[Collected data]
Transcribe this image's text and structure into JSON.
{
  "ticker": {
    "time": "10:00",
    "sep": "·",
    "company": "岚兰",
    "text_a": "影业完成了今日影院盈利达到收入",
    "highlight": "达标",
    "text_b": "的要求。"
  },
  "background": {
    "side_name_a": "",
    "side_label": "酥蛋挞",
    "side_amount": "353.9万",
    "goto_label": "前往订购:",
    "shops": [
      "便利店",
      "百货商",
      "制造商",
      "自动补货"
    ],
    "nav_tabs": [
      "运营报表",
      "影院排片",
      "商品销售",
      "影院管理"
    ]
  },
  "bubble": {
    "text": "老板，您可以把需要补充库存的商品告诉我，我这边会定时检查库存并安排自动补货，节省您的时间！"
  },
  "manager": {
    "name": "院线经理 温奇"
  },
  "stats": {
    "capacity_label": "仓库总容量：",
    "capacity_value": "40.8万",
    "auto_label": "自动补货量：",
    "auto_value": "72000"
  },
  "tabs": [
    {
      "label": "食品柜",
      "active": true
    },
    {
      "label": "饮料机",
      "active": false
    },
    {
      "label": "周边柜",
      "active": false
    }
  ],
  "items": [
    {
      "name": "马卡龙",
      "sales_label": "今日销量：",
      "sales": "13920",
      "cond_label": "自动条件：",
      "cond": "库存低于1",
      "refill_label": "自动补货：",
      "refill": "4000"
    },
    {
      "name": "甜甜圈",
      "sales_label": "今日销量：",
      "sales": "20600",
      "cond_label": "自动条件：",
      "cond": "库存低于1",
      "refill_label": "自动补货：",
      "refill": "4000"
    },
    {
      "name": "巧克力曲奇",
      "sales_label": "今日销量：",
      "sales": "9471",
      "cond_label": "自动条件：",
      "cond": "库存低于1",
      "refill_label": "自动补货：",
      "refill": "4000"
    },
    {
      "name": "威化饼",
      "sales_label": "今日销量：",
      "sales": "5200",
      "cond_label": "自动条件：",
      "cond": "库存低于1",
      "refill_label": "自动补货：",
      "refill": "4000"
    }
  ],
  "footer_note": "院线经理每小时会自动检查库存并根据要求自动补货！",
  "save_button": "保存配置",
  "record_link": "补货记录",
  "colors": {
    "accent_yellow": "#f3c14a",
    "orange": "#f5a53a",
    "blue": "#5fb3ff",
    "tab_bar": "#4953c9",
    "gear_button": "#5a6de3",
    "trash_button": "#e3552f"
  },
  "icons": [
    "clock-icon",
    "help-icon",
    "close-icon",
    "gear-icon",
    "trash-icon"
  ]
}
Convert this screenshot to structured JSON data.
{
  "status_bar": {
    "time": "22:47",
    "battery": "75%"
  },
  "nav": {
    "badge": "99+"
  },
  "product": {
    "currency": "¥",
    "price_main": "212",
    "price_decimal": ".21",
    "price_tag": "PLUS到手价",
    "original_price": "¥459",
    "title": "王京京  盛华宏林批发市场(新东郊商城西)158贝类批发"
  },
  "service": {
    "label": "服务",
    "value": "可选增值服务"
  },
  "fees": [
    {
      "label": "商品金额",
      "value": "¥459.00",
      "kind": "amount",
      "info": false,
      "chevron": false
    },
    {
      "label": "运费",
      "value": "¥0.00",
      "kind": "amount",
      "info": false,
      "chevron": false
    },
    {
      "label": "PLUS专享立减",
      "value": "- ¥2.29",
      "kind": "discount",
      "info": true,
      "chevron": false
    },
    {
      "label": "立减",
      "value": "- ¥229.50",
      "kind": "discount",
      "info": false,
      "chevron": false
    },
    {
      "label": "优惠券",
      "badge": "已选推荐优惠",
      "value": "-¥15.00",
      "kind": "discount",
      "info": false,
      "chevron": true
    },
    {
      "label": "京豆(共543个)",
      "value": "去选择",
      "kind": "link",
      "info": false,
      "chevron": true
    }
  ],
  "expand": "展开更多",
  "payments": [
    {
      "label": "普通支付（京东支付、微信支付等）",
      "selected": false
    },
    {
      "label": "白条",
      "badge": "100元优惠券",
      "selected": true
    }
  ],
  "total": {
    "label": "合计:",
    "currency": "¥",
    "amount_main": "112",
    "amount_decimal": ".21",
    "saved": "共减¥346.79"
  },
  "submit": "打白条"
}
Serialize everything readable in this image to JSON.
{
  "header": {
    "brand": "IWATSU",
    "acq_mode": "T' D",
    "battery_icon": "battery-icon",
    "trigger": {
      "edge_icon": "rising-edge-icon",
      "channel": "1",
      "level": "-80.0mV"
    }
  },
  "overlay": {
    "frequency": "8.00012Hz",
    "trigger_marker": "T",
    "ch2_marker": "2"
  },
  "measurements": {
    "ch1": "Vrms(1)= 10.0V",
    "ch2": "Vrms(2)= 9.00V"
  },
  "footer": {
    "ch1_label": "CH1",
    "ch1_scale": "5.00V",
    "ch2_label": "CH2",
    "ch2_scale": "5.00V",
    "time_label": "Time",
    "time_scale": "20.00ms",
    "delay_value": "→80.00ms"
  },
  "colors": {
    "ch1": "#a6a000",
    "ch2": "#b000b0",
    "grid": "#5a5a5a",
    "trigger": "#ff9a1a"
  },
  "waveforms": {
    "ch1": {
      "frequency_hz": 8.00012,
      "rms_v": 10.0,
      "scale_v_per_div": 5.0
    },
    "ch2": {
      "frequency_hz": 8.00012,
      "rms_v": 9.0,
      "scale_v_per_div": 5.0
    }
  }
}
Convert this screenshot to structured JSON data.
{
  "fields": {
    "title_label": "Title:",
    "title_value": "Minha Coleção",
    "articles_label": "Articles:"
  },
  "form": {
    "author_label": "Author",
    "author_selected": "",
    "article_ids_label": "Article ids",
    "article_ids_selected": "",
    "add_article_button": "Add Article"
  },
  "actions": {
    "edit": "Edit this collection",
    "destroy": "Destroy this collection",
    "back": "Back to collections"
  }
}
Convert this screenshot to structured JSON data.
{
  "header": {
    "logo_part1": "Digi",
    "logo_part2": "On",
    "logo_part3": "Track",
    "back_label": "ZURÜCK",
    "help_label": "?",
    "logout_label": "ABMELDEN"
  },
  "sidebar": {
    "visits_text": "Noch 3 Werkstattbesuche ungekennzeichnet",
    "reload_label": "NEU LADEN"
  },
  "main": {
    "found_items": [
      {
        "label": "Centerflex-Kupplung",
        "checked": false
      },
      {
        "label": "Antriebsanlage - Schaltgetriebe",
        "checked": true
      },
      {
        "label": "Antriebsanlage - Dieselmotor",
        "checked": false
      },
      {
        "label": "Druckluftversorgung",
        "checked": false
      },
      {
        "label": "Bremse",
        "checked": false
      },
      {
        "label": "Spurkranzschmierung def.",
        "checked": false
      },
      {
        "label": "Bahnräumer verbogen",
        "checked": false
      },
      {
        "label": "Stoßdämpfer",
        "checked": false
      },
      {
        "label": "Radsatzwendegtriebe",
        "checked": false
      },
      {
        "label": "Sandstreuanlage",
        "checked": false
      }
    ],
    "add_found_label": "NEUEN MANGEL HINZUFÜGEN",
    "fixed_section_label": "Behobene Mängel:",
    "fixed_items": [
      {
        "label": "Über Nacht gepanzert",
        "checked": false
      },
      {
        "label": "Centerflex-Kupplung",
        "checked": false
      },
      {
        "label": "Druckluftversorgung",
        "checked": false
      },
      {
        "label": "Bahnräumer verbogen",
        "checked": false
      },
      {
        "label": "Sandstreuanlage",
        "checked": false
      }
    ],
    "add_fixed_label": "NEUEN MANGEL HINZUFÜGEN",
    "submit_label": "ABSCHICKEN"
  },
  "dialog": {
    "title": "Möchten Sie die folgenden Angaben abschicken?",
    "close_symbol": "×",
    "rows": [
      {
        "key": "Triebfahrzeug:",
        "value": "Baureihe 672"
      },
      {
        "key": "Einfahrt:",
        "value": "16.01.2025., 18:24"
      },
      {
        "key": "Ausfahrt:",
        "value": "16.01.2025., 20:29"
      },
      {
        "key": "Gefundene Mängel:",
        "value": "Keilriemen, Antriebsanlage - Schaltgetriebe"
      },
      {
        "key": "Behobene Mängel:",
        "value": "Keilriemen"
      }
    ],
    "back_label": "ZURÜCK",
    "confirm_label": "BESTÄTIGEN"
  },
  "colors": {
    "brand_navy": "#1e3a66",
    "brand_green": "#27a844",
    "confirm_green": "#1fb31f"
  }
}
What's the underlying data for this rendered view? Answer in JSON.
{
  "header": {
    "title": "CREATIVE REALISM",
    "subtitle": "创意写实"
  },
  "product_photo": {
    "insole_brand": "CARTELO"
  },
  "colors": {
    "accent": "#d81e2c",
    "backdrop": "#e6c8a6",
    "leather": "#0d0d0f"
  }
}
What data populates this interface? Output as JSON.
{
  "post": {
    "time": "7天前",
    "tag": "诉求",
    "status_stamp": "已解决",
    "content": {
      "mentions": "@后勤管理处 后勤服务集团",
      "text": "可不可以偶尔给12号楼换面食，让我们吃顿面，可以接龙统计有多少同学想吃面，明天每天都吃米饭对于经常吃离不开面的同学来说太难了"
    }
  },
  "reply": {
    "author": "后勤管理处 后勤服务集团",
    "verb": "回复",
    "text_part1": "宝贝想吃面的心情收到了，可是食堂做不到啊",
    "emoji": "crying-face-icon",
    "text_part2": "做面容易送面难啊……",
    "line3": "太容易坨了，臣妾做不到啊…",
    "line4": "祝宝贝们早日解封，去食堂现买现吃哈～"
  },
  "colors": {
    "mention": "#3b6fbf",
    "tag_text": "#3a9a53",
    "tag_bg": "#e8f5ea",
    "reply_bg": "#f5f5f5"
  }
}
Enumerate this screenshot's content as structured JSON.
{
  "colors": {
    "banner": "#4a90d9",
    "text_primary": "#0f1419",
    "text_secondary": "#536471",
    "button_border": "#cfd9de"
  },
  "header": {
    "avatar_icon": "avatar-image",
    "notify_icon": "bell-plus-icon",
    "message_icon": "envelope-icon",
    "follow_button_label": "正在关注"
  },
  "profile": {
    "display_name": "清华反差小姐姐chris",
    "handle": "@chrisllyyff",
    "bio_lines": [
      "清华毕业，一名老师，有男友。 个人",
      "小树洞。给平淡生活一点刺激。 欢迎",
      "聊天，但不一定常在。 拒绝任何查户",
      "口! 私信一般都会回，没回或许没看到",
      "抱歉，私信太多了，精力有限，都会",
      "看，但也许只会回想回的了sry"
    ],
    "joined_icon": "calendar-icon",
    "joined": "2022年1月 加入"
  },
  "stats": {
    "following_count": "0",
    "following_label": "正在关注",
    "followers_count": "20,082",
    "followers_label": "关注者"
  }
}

* **Task objective**:
For the data above, state only how many lines include the word "battery".

* **Exercise response**:
2